— start of Material provided —

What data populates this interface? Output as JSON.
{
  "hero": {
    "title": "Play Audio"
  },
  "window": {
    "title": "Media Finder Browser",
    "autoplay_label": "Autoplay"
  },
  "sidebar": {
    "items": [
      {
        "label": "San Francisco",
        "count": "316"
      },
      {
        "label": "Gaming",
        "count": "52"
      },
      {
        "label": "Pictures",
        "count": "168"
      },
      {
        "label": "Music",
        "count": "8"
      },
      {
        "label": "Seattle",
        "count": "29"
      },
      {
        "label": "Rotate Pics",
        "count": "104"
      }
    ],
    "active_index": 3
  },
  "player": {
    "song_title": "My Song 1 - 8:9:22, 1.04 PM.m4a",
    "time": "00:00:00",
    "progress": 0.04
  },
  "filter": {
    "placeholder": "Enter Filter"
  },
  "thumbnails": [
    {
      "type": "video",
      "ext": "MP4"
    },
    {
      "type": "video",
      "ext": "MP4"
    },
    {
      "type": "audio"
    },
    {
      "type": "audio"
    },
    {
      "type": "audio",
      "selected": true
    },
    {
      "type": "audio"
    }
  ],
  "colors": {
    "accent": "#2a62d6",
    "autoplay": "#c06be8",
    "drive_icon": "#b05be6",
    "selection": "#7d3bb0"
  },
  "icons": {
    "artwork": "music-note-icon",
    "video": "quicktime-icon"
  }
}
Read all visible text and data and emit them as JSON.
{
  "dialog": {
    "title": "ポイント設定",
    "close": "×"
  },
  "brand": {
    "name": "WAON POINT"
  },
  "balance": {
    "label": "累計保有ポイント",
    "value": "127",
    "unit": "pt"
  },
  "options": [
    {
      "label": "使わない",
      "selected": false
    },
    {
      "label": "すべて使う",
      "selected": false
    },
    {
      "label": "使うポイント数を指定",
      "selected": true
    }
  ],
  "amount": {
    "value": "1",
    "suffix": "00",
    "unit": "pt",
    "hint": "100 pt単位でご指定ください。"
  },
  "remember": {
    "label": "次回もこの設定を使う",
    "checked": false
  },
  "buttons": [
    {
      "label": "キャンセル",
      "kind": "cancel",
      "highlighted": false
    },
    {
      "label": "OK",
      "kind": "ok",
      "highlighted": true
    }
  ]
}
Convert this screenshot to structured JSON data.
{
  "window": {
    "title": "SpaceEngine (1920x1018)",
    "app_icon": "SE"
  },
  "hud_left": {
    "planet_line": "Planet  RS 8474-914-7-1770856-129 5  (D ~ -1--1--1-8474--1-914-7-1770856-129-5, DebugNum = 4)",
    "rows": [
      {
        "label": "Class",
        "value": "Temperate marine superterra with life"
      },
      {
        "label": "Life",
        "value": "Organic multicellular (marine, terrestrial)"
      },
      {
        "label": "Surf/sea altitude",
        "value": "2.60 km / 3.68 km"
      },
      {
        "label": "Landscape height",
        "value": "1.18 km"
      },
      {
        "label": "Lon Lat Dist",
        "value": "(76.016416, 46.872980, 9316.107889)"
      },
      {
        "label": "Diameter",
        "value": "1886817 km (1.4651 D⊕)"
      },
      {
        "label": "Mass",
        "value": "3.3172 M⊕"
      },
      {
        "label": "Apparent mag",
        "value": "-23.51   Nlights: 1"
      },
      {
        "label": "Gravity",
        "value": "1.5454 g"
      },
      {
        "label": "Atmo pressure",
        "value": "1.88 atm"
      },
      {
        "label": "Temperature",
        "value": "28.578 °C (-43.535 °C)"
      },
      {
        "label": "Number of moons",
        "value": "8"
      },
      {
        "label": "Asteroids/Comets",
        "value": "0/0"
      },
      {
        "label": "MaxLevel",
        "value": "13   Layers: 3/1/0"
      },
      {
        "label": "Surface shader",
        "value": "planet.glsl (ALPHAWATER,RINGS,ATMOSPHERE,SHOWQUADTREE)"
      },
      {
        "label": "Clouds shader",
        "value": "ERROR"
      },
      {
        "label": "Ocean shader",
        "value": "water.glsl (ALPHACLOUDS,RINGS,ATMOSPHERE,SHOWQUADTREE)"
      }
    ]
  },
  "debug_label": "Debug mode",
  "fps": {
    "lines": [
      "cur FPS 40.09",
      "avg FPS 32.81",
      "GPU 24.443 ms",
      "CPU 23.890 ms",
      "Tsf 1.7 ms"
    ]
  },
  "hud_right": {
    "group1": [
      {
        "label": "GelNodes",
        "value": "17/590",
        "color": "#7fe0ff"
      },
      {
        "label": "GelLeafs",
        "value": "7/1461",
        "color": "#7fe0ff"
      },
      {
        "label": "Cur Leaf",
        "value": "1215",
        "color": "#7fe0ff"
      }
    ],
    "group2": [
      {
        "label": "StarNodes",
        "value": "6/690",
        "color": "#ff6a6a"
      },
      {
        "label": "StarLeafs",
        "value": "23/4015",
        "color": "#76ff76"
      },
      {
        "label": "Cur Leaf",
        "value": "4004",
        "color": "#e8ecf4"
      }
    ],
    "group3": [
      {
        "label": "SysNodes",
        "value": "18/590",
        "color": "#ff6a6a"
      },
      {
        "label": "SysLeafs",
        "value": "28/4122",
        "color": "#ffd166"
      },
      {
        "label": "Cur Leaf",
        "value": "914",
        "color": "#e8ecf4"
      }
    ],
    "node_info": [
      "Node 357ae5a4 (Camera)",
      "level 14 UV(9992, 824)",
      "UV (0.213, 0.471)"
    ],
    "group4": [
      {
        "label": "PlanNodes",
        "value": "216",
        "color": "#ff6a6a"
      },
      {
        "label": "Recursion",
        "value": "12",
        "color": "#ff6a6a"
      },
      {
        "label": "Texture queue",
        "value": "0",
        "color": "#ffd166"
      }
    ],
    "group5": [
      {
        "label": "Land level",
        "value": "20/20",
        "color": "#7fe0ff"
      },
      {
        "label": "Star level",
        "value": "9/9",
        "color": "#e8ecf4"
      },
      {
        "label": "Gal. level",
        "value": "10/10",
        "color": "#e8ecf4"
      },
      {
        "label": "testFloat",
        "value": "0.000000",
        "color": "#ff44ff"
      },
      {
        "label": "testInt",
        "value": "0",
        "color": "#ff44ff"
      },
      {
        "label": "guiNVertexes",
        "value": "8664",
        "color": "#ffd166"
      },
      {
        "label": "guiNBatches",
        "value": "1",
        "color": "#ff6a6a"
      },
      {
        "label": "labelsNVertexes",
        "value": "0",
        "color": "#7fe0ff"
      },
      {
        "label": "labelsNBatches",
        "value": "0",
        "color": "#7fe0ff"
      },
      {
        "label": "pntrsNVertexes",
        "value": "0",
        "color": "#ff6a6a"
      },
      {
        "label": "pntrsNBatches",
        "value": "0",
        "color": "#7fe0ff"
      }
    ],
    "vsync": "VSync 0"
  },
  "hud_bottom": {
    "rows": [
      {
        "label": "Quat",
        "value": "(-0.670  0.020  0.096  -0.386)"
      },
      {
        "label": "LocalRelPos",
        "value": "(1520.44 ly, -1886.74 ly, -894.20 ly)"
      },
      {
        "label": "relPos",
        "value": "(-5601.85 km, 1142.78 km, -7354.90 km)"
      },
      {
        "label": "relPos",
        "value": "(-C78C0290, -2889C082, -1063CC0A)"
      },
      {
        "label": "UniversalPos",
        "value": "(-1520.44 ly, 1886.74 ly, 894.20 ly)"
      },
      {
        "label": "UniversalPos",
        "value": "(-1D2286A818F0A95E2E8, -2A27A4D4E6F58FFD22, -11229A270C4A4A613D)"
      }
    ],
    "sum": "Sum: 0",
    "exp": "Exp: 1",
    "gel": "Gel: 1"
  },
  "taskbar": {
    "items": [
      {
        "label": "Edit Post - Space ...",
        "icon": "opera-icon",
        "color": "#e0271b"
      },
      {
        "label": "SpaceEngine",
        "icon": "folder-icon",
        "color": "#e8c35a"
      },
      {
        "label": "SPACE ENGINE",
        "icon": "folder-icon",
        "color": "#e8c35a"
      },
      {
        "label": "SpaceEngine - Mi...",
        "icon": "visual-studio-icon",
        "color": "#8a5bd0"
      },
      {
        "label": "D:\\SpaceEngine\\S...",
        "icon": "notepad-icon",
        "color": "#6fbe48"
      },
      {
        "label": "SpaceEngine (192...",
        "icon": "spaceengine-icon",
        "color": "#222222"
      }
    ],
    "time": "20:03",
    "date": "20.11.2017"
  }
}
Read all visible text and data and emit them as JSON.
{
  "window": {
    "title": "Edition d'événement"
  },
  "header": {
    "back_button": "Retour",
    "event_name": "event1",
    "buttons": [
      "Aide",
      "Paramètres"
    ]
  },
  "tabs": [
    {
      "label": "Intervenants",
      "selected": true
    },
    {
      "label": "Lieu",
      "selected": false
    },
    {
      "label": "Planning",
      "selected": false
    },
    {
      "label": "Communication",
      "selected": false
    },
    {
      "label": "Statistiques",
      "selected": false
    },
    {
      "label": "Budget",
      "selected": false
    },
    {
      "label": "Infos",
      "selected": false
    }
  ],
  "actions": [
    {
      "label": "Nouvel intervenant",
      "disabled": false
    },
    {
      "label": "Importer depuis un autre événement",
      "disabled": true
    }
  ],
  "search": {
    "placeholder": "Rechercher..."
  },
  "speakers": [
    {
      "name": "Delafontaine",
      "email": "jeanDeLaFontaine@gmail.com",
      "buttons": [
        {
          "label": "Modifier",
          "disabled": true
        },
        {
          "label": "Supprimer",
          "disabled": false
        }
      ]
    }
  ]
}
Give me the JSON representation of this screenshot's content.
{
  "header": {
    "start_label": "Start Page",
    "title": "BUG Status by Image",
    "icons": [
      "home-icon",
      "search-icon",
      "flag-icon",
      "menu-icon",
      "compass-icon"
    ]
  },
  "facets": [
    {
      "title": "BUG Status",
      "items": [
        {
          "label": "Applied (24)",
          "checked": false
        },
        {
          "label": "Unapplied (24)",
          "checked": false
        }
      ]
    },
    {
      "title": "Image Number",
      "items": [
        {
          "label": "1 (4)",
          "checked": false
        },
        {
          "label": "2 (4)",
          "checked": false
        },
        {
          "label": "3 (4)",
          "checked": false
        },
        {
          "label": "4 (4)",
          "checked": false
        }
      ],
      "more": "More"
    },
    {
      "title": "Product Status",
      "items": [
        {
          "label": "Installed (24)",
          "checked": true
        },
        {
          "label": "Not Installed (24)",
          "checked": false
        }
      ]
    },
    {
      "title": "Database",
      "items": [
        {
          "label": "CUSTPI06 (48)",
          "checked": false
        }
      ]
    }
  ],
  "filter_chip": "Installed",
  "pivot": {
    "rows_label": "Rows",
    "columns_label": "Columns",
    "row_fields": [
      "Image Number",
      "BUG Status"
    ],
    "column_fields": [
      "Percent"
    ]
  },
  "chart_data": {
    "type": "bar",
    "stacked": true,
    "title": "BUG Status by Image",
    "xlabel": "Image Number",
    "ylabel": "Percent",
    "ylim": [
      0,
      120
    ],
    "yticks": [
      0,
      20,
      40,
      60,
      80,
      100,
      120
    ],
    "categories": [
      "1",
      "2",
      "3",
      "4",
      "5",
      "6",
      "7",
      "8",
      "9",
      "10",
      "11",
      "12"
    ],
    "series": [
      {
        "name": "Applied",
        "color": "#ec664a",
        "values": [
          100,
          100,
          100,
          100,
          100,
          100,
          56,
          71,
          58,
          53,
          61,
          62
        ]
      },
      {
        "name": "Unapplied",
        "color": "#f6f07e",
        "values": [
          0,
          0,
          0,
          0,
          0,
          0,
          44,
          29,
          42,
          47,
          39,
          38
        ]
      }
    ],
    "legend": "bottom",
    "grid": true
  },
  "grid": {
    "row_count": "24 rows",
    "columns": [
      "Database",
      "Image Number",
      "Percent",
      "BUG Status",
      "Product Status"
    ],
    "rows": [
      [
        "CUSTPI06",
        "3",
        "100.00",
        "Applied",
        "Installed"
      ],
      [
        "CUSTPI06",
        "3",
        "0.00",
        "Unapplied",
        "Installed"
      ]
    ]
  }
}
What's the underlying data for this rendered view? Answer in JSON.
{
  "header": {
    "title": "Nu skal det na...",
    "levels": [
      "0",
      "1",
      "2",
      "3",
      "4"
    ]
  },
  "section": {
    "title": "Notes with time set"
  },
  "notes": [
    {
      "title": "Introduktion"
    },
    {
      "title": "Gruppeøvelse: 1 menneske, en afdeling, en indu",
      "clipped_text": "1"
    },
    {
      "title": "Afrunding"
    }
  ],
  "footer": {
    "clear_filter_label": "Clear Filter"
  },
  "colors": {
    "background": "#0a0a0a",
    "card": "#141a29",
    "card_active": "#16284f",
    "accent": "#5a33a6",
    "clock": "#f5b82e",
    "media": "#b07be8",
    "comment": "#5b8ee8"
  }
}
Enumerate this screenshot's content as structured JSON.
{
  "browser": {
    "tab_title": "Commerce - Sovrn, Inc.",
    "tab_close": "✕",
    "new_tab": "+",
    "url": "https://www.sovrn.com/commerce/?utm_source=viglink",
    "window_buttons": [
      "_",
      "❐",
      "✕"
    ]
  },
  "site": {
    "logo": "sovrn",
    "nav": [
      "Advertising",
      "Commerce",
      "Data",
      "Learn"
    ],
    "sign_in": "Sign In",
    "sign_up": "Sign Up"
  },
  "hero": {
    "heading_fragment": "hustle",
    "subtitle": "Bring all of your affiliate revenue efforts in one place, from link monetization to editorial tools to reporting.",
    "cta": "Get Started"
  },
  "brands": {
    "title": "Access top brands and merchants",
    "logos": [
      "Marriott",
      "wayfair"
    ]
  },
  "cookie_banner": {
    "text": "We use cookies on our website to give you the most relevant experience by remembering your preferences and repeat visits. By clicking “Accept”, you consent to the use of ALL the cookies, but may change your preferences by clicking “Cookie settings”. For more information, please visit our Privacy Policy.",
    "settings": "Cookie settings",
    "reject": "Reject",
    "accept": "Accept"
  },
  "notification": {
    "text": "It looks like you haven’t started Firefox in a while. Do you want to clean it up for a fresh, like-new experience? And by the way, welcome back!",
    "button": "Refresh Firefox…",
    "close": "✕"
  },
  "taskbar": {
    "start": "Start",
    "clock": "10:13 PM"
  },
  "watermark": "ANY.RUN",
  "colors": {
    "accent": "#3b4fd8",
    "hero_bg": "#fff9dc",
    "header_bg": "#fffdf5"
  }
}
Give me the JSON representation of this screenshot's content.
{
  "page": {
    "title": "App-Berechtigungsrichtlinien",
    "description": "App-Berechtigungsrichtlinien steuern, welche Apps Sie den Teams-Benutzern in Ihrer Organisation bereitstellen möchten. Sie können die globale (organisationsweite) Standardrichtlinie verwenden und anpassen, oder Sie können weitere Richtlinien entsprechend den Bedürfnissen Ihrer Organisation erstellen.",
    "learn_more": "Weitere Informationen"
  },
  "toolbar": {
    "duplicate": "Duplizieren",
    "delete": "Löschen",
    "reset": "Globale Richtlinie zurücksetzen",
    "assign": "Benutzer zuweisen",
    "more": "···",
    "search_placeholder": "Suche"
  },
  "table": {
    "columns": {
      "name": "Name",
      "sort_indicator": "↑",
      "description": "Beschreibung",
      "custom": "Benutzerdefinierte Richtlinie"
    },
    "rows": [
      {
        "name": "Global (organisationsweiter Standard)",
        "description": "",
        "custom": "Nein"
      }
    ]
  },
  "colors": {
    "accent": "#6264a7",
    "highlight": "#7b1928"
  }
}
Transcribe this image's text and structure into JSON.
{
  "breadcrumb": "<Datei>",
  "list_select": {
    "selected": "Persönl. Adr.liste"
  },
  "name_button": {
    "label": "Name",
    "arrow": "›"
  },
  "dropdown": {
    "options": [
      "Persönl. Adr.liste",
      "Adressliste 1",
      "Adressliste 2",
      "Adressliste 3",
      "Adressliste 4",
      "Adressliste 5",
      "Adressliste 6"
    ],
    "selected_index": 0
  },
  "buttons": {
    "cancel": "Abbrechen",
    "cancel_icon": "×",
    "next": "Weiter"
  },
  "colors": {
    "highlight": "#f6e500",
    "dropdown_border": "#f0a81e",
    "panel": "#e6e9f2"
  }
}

— end of Material provided —

> Task directions
Check each line of the listing above for the string "événement", then report only how many lines have it.

> Correct result
2